◆ Required task
Give the number of lines in the data that contain "JSON", and nothing more.

_ _ _

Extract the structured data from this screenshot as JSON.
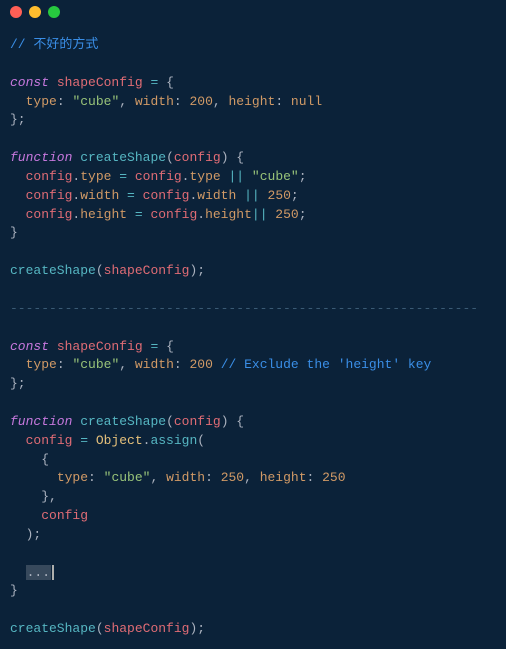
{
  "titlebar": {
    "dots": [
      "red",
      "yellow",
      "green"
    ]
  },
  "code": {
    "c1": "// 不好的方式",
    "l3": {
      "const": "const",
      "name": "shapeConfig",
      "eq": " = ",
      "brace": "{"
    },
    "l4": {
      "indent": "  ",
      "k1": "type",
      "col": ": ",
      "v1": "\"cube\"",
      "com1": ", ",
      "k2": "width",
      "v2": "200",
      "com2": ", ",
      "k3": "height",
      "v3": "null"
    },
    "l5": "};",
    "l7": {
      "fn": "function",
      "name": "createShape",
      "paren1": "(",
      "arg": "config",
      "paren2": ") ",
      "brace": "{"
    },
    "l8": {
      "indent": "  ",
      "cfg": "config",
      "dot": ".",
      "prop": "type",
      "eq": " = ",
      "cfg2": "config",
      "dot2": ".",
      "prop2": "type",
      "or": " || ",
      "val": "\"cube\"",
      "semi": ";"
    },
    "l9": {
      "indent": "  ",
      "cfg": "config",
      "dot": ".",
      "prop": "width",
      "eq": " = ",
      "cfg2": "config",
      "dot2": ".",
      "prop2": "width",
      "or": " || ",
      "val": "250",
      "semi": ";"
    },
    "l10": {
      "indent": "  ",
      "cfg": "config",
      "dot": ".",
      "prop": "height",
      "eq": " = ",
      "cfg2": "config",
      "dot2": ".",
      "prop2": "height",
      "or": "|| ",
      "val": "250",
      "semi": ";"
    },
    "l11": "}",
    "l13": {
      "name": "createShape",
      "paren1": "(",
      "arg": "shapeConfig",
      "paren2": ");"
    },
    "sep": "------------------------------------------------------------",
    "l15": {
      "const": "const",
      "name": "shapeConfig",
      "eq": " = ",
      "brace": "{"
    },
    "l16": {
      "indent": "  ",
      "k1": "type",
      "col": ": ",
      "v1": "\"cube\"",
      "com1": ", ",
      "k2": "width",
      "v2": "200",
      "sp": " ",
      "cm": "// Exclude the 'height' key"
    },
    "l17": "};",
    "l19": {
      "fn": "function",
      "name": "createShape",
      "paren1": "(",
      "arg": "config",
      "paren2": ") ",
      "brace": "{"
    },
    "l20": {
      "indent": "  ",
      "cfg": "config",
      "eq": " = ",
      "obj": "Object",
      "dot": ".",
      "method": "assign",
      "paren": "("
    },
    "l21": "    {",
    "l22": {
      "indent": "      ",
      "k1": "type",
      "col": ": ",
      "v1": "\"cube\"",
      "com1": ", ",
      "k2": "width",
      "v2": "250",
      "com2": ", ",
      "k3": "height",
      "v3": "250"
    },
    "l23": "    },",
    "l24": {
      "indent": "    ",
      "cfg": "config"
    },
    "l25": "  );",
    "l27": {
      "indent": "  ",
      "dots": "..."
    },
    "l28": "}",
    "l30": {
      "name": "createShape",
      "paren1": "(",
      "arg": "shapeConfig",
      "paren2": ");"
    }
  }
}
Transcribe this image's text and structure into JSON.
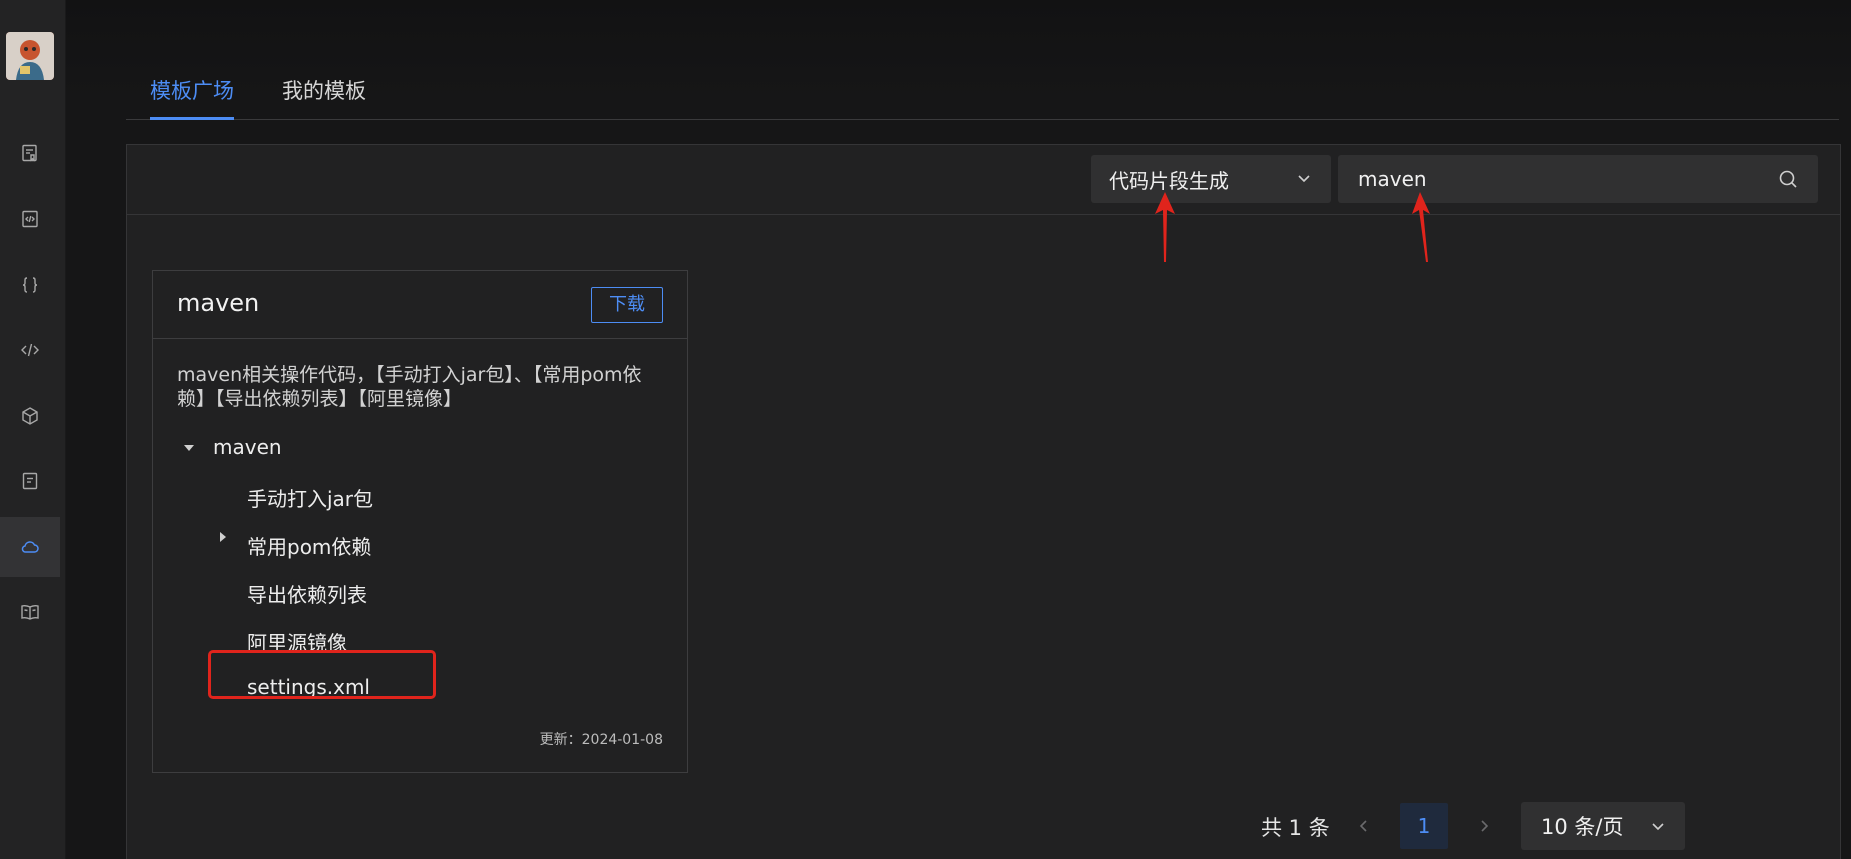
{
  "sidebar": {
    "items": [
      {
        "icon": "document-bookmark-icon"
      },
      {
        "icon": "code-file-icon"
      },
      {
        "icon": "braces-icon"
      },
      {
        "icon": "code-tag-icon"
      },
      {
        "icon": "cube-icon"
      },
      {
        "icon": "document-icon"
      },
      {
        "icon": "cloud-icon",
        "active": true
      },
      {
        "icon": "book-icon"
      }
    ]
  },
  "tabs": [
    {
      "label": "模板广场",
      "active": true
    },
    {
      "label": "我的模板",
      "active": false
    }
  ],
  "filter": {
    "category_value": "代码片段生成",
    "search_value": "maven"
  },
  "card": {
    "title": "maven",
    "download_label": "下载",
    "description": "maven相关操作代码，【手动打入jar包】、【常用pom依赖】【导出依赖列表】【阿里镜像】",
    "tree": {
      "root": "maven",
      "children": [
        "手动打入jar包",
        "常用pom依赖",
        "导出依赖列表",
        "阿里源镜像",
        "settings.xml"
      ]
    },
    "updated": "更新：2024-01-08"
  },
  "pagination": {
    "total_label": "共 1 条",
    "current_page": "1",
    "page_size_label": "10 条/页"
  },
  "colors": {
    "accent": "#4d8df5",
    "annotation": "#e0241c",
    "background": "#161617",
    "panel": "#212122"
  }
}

_ _ _

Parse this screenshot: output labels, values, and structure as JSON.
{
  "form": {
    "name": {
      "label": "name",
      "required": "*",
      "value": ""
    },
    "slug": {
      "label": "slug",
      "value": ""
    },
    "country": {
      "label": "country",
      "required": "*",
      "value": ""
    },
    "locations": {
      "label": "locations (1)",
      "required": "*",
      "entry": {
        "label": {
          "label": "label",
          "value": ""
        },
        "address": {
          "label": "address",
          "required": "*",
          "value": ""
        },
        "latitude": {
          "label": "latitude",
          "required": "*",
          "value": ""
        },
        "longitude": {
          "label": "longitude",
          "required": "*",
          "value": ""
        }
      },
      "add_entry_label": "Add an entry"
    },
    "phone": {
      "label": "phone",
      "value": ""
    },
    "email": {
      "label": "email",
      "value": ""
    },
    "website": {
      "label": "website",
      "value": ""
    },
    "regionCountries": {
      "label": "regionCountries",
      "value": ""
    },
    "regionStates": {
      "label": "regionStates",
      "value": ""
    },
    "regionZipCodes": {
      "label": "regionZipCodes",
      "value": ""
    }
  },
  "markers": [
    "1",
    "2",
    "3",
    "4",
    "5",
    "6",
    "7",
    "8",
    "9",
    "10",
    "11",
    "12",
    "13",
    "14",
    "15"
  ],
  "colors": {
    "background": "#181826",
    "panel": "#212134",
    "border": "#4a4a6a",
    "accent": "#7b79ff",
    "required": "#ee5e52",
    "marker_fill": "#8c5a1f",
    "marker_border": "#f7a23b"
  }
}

_ _ _

◆ Solution for this task
3